(Collected data entries)
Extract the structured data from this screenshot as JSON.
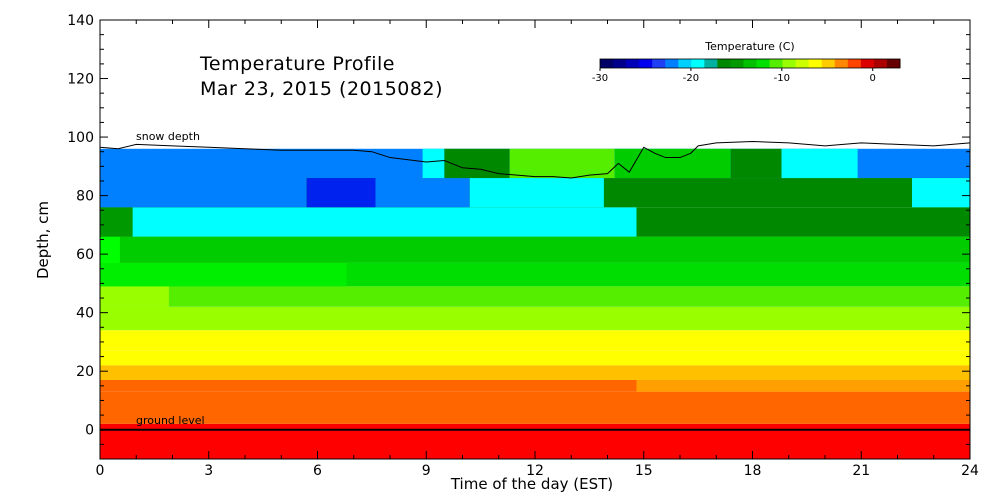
{
  "chart_data": {
    "type": "heatmap",
    "title": "Temperature Profile",
    "subtitle": "Mar 23, 2015 (2015082)",
    "xlabel": "Time of the day (EST)",
    "ylabel": "Depth, cm",
    "xlim": [
      0,
      24
    ],
    "ylim": [
      -10,
      140
    ],
    "x_ticks": [
      "0",
      "3",
      "6",
      "9",
      "12",
      "15",
      "18",
      "21",
      "24"
    ],
    "y_ticks": [
      "0",
      "20",
      "40",
      "60",
      "80",
      "100",
      "120",
      "140"
    ],
    "colorbar": {
      "title": "Temperature (C)",
      "range": [
        -30,
        3
      ],
      "tick_labels": [
        "-30",
        "-20",
        "-10",
        "0"
      ],
      "colors": [
        "#000066",
        "#00008b",
        "#0000bb",
        "#0000ee",
        "#1f3ff5",
        "#0080ff",
        "#00d0ff",
        "#00ffff",
        "#00b0a0",
        "#008800",
        "#009900",
        "#00c000",
        "#00e000",
        "#55ee00",
        "#99ff00",
        "#ccff00",
        "#ffff00",
        "#ffcc00",
        "#ff8800",
        "#ff4400",
        "#dd0000",
        "#aa0000",
        "#660000"
      ]
    },
    "annotations": [
      "snow depth",
      "ground level"
    ],
    "snow_depth": {
      "x": [
        0,
        0.5,
        1,
        2,
        3,
        4,
        5,
        6,
        7,
        7.5,
        8,
        9,
        9.5,
        10,
        10.5,
        11,
        11.5,
        12,
        12.5,
        13,
        13.5,
        14,
        14.3,
        14.6,
        15,
        15.3,
        15.6,
        16,
        16.3,
        16.5,
        17,
        18,
        19,
        20,
        21,
        22,
        23,
        24
      ],
      "y": [
        96.5,
        96,
        97.5,
        97,
        96.5,
        96,
        95.5,
        95.5,
        95.5,
        95,
        93,
        91.5,
        92,
        89.5,
        89,
        87.5,
        87,
        86.5,
        86.5,
        86,
        87,
        87.5,
        91,
        88,
        96.5,
        94.5,
        93,
        93,
        94.5,
        97,
        98,
        98.5,
        98,
        97,
        98,
        97.5,
        97,
        98
      ]
    },
    "ground_level": 0,
    "layers": [
      {
        "y0": -10,
        "y1": 2,
        "color": "#ff0000",
        "segments": []
      },
      {
        "y0": 2,
        "y1": 13,
        "color": "#ff6600",
        "segments": []
      },
      {
        "y0": 13,
        "y1": 17,
        "color": "#ff6600",
        "segments": [
          {
            "x0": 14.8,
            "x1": 24,
            "color": "#ffa000"
          }
        ]
      },
      {
        "y0": 17,
        "y1": 22,
        "color": "#ffc000",
        "segments": [
          {
            "x0": 0,
            "x1": 24,
            "color": "#ffc000"
          }
        ]
      },
      {
        "y0": 22,
        "y1": 27,
        "color": "#ffff00",
        "segments": []
      },
      {
        "y0": 27,
        "y1": 34,
        "color": "#ffff00",
        "segments": []
      },
      {
        "y0": 34,
        "y1": 42,
        "color": "#99ff00",
        "segments": []
      },
      {
        "y0": 42,
        "y1": 49,
        "color": "#55ee00",
        "segments": [
          {
            "x0": 0,
            "x1": 1.9,
            "color": "#99ff00"
          }
        ]
      },
      {
        "y0": 49,
        "y1": 57,
        "color": "#00dd00",
        "segments": [
          {
            "x0": 0,
            "x1": 6.8,
            "color": "#00ee00"
          }
        ]
      },
      {
        "y0": 57,
        "y1": 66,
        "color": "#00cc00",
        "segments": [
          {
            "x0": 0,
            "x1": 0.55,
            "color": "#00ff00"
          }
        ]
      },
      {
        "y0": 66,
        "y1": 76,
        "color": "#008800",
        "segments": [
          {
            "x0": 0,
            "x1": 0.9,
            "color": "#009900"
          },
          {
            "x0": 0.9,
            "x1": 14.8,
            "color": "#00ffff"
          }
        ]
      },
      {
        "y0": 76,
        "y1": 86,
        "color": "#008800",
        "segments": [
          {
            "x0": 0,
            "x1": 5.7,
            "color": "#0080ff"
          },
          {
            "x0": 5.7,
            "x1": 7.6,
            "color": "#0022ee"
          },
          {
            "x0": 7.6,
            "x1": 10.2,
            "color": "#0080ff"
          },
          {
            "x0": 10.2,
            "x1": 13.9,
            "color": "#00ffff"
          },
          {
            "x0": 22.4,
            "x1": 24,
            "color": "#00ffff"
          }
        ]
      },
      {
        "y0": 86,
        "y1": 96,
        "color": "#0080ff",
        "segments": [
          {
            "x0": 8.9,
            "x1": 9.5,
            "color": "#00ffff"
          },
          {
            "x0": 9.5,
            "x1": 11.3,
            "color": "#008800"
          },
          {
            "x0": 11.3,
            "x1": 14.2,
            "color": "#55ee00"
          },
          {
            "x0": 14.2,
            "x1": 17.4,
            "color": "#00cc00"
          },
          {
            "x0": 17.4,
            "x1": 18.8,
            "color": "#008800"
          },
          {
            "x0": 18.8,
            "x1": 20.9,
            "color": "#00ffff"
          }
        ]
      }
    ]
  }
}
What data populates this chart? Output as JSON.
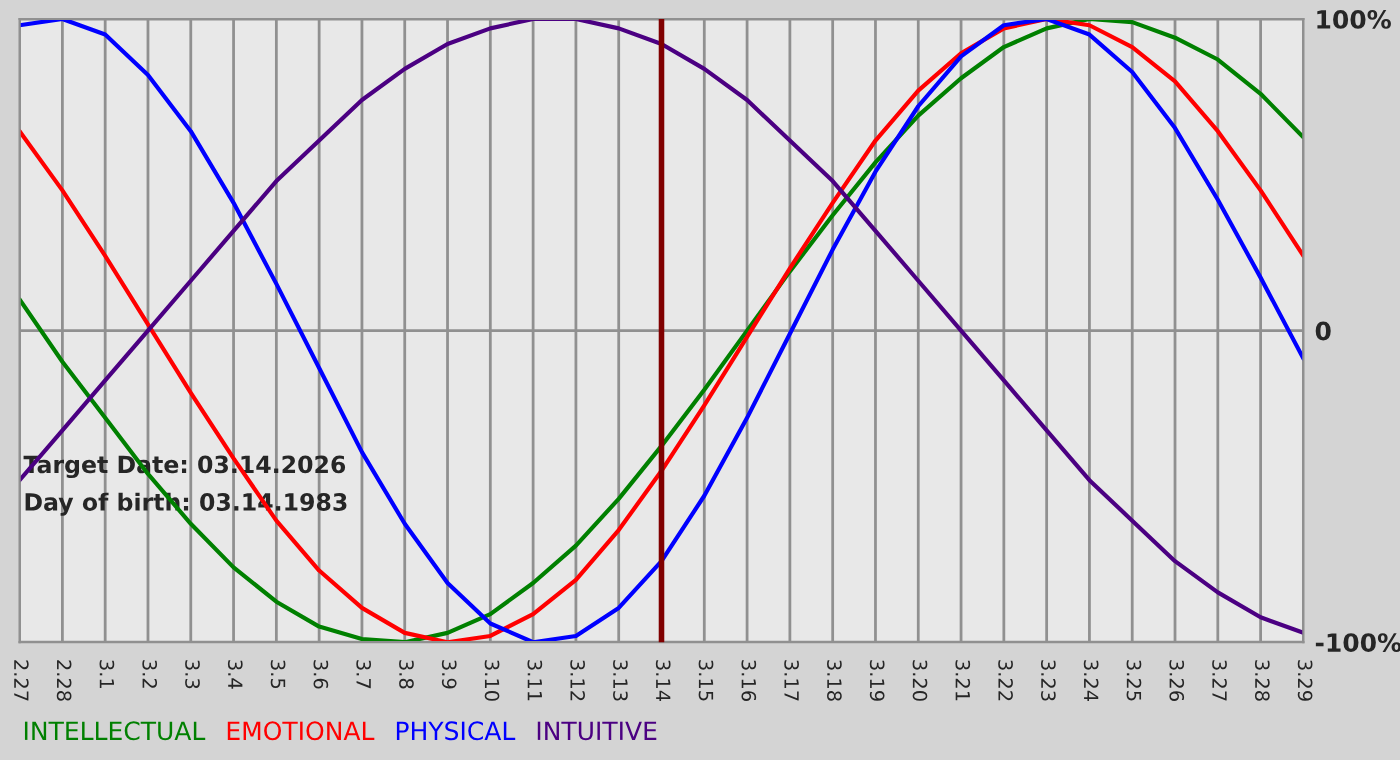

> _Goal of the exercise_
In the entries above, find each line with the word "Temperature" and copy it.

> _The result_
    "title": "Temperature Profile",
      "title": "Temperature (C)",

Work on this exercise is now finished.